TASK TO CARRY OUT:
Your answer should be a single number: how many lines in the data below hold the string "семени".

PROVIDED RECORDS:
▬▬▬▬▬▬▬▬▬▬
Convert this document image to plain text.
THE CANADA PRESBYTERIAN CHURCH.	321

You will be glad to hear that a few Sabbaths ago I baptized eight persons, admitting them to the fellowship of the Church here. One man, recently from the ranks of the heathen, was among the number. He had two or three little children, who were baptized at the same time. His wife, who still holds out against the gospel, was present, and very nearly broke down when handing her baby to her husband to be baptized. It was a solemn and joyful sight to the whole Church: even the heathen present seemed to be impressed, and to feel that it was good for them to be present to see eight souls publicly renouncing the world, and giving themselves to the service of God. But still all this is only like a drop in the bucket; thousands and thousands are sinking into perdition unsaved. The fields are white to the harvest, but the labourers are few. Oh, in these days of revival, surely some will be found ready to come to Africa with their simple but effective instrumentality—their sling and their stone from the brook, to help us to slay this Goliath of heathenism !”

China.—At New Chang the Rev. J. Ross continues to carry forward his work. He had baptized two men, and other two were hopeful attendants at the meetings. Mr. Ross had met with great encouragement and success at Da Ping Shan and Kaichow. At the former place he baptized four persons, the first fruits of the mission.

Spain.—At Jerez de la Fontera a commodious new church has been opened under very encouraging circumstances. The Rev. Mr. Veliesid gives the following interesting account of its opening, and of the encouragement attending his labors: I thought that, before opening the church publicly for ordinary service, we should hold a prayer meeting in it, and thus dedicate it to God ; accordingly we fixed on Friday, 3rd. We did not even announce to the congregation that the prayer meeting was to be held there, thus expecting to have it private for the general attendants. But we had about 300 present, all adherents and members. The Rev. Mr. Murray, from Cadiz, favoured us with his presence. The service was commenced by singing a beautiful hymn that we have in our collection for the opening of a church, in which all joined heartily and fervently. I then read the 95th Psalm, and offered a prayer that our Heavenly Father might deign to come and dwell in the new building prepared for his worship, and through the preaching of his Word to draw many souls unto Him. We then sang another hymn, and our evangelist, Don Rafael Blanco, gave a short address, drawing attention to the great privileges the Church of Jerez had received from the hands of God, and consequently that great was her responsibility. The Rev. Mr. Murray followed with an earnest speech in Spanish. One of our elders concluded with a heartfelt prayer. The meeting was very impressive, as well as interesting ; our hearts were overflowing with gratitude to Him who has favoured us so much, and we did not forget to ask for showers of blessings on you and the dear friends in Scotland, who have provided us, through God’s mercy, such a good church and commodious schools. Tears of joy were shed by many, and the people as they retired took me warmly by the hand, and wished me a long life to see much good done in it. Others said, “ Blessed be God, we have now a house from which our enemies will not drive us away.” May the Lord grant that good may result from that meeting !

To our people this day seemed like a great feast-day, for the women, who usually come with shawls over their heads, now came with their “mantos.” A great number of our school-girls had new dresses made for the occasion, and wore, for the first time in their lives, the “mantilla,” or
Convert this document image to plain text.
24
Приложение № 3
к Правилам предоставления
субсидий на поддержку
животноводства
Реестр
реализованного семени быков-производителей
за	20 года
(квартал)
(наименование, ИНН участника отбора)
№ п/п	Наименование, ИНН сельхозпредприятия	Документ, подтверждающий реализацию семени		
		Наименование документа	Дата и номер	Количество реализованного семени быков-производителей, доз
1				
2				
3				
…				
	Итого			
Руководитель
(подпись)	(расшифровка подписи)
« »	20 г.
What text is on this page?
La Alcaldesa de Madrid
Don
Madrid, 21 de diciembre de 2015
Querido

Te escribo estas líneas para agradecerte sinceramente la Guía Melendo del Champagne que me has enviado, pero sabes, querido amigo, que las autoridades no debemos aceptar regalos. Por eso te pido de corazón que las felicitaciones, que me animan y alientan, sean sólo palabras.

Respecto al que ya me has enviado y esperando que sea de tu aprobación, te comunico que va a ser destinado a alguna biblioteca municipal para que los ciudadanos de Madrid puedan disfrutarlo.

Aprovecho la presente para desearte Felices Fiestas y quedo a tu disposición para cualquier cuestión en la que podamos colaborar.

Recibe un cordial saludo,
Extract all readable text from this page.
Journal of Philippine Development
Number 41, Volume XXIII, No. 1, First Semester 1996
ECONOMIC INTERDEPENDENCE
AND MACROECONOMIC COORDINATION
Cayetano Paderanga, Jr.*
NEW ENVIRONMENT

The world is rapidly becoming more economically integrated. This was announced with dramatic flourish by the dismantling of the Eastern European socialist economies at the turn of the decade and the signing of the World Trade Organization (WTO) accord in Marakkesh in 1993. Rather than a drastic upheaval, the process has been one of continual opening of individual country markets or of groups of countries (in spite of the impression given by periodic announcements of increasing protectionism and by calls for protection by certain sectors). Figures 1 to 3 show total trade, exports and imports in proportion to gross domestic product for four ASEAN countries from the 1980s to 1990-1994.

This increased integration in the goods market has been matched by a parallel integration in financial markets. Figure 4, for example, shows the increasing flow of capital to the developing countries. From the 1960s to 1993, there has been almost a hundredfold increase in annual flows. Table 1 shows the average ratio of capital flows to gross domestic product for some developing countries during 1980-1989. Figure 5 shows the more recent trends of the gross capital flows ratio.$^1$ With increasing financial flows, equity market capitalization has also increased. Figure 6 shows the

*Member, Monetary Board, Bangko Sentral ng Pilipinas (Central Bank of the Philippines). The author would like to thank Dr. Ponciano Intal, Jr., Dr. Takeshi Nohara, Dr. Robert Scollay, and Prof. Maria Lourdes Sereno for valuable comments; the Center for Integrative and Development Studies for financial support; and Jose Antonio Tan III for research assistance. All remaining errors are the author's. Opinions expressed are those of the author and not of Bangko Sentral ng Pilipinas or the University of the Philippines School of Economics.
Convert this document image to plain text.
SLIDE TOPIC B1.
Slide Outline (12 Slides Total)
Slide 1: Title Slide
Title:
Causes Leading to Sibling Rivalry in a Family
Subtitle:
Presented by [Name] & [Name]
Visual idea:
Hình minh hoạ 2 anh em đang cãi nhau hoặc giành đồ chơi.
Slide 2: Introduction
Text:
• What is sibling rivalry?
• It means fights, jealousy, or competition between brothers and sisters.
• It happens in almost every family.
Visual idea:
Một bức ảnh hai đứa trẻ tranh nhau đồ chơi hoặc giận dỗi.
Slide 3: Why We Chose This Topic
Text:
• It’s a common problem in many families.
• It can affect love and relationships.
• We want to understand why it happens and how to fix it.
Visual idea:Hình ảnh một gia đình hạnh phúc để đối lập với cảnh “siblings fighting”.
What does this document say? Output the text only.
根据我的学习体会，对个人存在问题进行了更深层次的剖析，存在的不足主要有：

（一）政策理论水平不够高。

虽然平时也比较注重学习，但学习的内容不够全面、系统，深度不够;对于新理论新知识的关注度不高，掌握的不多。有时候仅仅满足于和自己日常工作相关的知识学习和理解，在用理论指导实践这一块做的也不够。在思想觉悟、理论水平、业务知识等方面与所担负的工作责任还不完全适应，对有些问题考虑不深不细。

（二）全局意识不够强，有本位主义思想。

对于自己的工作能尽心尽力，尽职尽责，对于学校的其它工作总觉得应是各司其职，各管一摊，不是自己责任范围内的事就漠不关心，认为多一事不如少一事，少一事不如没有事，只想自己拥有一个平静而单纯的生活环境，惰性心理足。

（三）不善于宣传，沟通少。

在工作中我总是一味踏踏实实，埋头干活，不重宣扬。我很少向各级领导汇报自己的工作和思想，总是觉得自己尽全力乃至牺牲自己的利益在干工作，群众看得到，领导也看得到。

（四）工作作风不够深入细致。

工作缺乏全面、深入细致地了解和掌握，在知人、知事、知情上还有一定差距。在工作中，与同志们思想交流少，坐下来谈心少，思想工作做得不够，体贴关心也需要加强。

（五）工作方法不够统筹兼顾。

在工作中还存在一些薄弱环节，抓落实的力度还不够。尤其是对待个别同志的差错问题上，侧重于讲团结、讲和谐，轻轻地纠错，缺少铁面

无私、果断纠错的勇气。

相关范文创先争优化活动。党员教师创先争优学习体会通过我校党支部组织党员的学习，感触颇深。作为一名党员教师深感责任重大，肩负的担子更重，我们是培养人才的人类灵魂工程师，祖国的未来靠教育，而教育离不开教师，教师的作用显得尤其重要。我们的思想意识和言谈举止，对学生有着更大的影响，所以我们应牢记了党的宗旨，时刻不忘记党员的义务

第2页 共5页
▬▬▬▬▬▬▬▬▬▬
ANSWER:
3